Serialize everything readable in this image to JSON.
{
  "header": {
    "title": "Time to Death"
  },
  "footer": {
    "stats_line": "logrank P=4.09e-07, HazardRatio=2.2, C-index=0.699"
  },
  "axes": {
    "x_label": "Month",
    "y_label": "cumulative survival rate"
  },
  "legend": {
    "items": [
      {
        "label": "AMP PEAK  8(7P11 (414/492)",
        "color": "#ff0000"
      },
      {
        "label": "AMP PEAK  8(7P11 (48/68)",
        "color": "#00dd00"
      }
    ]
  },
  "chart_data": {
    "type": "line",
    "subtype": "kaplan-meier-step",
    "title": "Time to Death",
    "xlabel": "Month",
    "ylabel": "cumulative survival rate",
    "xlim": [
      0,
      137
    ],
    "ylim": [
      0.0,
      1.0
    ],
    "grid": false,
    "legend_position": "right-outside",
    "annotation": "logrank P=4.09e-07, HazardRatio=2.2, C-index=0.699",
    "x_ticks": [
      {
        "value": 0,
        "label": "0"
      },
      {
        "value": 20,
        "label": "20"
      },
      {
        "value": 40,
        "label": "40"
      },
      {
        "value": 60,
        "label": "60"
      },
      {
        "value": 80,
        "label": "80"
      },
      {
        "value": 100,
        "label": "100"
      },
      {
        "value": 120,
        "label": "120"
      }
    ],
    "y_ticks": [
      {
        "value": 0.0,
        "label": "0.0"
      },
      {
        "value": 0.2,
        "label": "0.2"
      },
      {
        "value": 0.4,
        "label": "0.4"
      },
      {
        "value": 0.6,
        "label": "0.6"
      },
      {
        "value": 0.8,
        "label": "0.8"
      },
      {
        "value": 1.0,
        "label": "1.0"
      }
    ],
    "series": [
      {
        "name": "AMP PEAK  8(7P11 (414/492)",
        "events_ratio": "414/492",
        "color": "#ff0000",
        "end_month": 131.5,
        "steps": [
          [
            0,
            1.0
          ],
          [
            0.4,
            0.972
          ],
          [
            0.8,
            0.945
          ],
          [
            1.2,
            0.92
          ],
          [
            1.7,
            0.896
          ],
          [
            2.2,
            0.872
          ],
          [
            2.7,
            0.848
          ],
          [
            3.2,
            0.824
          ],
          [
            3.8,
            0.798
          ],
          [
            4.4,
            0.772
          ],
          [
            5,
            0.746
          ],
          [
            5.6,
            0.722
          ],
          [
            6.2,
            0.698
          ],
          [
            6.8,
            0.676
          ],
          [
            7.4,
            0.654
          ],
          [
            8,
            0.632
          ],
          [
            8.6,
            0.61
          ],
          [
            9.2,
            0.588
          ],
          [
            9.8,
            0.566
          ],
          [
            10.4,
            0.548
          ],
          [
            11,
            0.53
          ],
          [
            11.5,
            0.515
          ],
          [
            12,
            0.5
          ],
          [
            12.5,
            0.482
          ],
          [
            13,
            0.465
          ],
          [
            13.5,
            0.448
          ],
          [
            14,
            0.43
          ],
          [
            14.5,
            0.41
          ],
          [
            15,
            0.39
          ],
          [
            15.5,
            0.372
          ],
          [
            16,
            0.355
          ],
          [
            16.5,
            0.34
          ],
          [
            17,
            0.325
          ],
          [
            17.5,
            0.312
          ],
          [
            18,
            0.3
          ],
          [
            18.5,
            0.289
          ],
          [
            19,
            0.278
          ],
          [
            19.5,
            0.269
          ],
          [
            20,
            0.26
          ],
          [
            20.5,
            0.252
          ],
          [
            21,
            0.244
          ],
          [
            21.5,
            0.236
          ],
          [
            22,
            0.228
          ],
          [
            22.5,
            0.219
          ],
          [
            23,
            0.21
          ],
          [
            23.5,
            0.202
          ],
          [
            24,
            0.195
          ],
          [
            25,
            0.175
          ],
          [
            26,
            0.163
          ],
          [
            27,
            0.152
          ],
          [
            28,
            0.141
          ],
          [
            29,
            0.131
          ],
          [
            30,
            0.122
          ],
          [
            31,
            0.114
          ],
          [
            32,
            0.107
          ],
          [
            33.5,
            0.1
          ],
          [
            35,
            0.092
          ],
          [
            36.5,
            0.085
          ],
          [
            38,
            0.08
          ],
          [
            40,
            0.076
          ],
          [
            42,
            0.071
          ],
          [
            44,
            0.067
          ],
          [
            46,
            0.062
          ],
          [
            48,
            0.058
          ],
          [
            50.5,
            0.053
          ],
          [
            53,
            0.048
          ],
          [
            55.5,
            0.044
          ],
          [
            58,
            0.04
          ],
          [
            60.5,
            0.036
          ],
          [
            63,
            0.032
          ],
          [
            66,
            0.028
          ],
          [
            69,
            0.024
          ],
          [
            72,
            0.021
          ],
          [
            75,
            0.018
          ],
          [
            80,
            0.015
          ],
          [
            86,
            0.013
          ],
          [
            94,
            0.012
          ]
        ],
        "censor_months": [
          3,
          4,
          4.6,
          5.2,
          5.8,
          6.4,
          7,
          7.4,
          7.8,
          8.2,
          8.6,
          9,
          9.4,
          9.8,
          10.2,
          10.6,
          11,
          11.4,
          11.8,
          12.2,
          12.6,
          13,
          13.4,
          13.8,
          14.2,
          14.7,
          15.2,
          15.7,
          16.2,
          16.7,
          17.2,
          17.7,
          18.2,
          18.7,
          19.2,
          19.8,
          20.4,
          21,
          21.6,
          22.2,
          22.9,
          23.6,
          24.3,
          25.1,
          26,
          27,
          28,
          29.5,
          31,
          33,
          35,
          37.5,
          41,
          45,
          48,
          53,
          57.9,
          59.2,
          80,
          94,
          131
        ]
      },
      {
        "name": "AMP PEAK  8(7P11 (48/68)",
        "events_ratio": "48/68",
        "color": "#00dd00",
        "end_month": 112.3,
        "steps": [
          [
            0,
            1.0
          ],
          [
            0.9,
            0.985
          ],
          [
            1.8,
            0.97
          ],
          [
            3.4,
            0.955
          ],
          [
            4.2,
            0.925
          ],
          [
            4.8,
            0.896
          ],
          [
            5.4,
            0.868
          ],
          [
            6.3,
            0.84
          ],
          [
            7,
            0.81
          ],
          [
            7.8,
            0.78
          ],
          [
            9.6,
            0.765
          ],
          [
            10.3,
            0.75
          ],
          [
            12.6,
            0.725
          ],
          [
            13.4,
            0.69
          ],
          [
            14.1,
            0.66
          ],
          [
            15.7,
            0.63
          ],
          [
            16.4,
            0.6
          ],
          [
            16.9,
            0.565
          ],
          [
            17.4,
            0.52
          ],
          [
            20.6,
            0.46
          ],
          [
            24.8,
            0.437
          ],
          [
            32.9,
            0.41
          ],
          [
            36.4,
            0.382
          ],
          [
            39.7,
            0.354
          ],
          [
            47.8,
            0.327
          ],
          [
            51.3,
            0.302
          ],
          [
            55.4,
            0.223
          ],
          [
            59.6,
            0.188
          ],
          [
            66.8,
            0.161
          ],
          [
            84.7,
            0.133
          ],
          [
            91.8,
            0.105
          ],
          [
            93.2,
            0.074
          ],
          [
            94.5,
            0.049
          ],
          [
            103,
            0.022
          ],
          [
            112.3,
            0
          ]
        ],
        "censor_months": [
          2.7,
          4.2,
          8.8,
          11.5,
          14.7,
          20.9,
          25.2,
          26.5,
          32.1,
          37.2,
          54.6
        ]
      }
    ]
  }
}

[Your instructions]
Transcribe every record above exactly as it appears.

[Written solution]
Serialize everything readable in this image to JSON.
{
  "header": {
    "title": "Time to Death"
  },
  "footer": {
    "stats_line": "logrank P=4.09e-07, HazardRatio=2.2, C-index=0.699"
  },
  "axes": {
    "x_label": "Month",
    "y_label": "cumulative survival rate"
  },
  "legend": {
    "items": [
      {
        "label": "AMP PEAK  8(7P11 (414/492)",
        "color": "#ff0000"
      },
      {
        "label": "AMP PEAK  8(7P11 (48/68)",
        "color": "#00dd00"
      }
    ]
  },
  "chart_data": {
    "type": "line",
    "subtype": "kaplan-meier-step",
    "title": "Time to Death",
    "xlabel": "Month",
    "ylabel": "cumulative survival rate",
    "xlim": [
      0,
      137
    ],
    "ylim": [
      0.0,
      1.0
    ],
    "grid": false,
    "legend_position": "right-outside",
    "annotation": "logrank P=4.09e-07, HazardRatio=2.2, C-index=0.699",
    "x_ticks": [
      {
        "value": 0,
        "label": "0"
      },
      {
        "value": 20,
        "label": "20"
      },
      {
        "value": 40,
        "label": "40"
      },
      {
        "value": 60,
        "label": "60"
      },
      {
        "value": 80,
        "label": "80"
      },
      {
        "value": 100,
        "label": "100"
      },
      {
        "value": 120,
        "label": "120"
      }
    ],
    "y_ticks": [
      {
        "value": 0.0,
        "label": "0.0"
      },
      {
        "value": 0.2,
        "label": "0.2"
      },
      {
        "value": 0.4,
        "label": "0.4"
      },
      {
        "value": 0.6,
        "label": "0.6"
      },
      {
        "value": 0.8,
        "label": "0.8"
      },
      {
        "value": 1.0,
        "label": "1.0"
      }
    ],
    "series": [
      {
        "name": "AMP PEAK  8(7P11 (414/492)",
        "events_ratio": "414/492",
        "color": "#ff0000",
        "end_month": 131.5,
        "steps": [
          [
            0,
            1.0
          ],
          [
            0.4,
            0.972
          ],
          [
            0.8,
            0.945
          ],
          [
            1.2,
            0.92
          ],
          [
            1.7,
            0.896
          ],
          [
            2.2,
            0.872
          ],
          [
            2.7,
            0.848
          ],
          [
            3.2,
            0.824
          ],
          [
            3.8,
            0.798
          ],
          [
            4.4,
            0.772
          ],
          [
            5,
            0.746
          ],
          [
            5.6,
            0.722
          ],
          [
            6.2,
            0.698
          ],
          [
            6.8,
            0.676
          ],
          [
            7.4,
            0.654
          ],
          [
            8,
            0.632
          ],
          [
            8.6,
            0.61
          ],
          [
            9.2,
            0.588
          ],
          [
            9.8,
            0.566
          ],
          [
            10.4,
            0.548
          ],
          [
            11,
            0.53
          ],
          [
            11.5,
            0.515
          ],
          [
            12,
            0.5
          ],
          [
            12.5,
            0.482
          ],
          [
            13,
            0.465
          ],
          [
            13.5,
            0.448
          ],
          [
            14,
            0.43
          ],
          [
            14.5,
            0.41
          ],
          [
            15,
            0.39
          ],
          [
            15.5,
            0.372
          ],
          [
            16,
            0.355
          ],
          [
            16.5,
            0.34
          ],
          [
            17,
            0.325
          ],
          [
            17.5,
            0.312
          ],
          [
            18,
            0.3
          ],
          [
            18.5,
            0.289
          ],
          [
            19,
            0.278
          ],
          [
            19.5,
            0.269
          ],
          [
            20,
            0.26
          ],
          [
            20.5,
            0.252
          ],
          [
            21,
            0.244
          ],
          [
            21.5,
            0.236
          ],
          [
            22,
            0.228
          ],
          [
            22.5,
            0.219
          ],
          [
            23,
            0.21
          ],
          [
            23.5,
            0.202
          ],
          [
            24,
            0.195
          ],
          [
            25,
            0.175
          ],
          [
            26,
            0.163
          ],
          [
            27,
            0.152
          ],
          [
            28,
            0.141
          ],
          [
            29,
            0.131
          ],
          [
            30,
            0.122
          ],
          [
            31,
            0.114
          ],
          [
            32,
            0.107
          ],
          [
            33.5,
            0.1
          ],
          [
            35,
            0.092
          ],
          [
            36.5,
            0.085
          ],
          [
            38,
            0.08
          ],
          [
            40,
            0.076
          ],
          [
            42,
            0.071
          ],
          [
            44,
            0.067
          ],
          [
            46,
            0.062
          ],
          [
            48,
            0.058
          ],
          [
            50.5,
            0.053
          ],
          [
            53,
            0.048
          ],
          [
            55.5,
            0.044
          ],
          [
            58,
            0.04
          ],
          [
            60.5,
            0.036
          ],
          [
            63,
            0.032
          ],
          [
            66,
            0.028
          ],
          [
            69,
            0.024
          ],
          [
            72,
            0.021
          ],
          [
            75,
            0.018
          ],
          [
            80,
            0.015
          ],
          [
            86,
            0.013
          ],
          [
            94,
            0.012
          ]
        ],
        "censor_months": [
          3,
          4,
          4.6,
          5.2,
          5.8,
          6.4,
          7,
          7.4,
          7.8,
          8.2,
          8.6,
          9,
          9.4,
          9.8,
          10.2,
          10.6,
          11,
          11.4,
          11.8,
          12.2,
          12.6,
          13,
          13.4,
          13.8,
          14.2,
          14.7,
          15.2,
          15.7,
          16.2,
          16.7,
          17.2,
          17.7,
          18.2,
          18.7,
          19.2,
          19.8,
          20.4,
          21,
          21.6,
          22.2,
          22.9,
          23.6,
          24.3,
          25.1,
          26,
          27,
          28,
          29.5,
          31,
          33,
          35,
          37.5,
          41,
          45,
          48,
          53,
          57.9,
          59.2,
          80,
          94,
          131
        ]
      },
      {
        "name": "AMP PEAK  8(7P11 (48/68)",
        "events_ratio": "48/68",
        "color": "#00dd00",
        "end_month": 112.3,
        "steps": [
          [
            0,
            1.0
          ],
          [
            0.9,
            0.985
          ],
          [
            1.8,
            0.97
          ],
          [
            3.4,
            0.955
          ],
          [
            4.2,
            0.925
          ],
          [
            4.8,
            0.896
          ],
          [
            5.4,
            0.868
          ],
          [
            6.3,
            0.84
          ],
          [
            7,
            0.81
          ],
          [
            7.8,
            0.78
          ],
          [
            9.6,
            0.765
          ],
          [
            10.3,
            0.75
          ],
          [
            12.6,
            0.725
          ],
          [
            13.4,
            0.69
          ],
          [
            14.1,
            0.66
          ],
          [
            15.7,
            0.63
          ],
          [
            16.4,
            0.6
          ],
          [
            16.9,
            0.565
          ],
          [
            17.4,
            0.52
          ],
          [
            20.6,
            0.46
          ],
          [
            24.8,
            0.437
          ],
          [
            32.9,
            0.41
          ],
          [
            36.4,
            0.382
          ],
          [
            39.7,
            0.354
          ],
          [
            47.8,
            0.327
          ],
          [
            51.3,
            0.302
          ],
          [
            55.4,
            0.223
          ],
          [
            59.6,
            0.188
          ],
          [
            66.8,
            0.161
          ],
          [
            84.7,
            0.133
          ],
          [
            91.8,
            0.105
          ],
          [
            93.2,
            0.074
          ],
          [
            94.5,
            0.049
          ],
          [
            103,
            0.022
          ],
          [
            112.3,
            0
          ]
        ],
        "censor_months": [
          2.7,
          4.2,
          8.8,
          11.5,
          14.7,
          20.9,
          25.2,
          26.5,
          32.1,
          37.2,
          54.6
        ]
      }
    ]
  }
}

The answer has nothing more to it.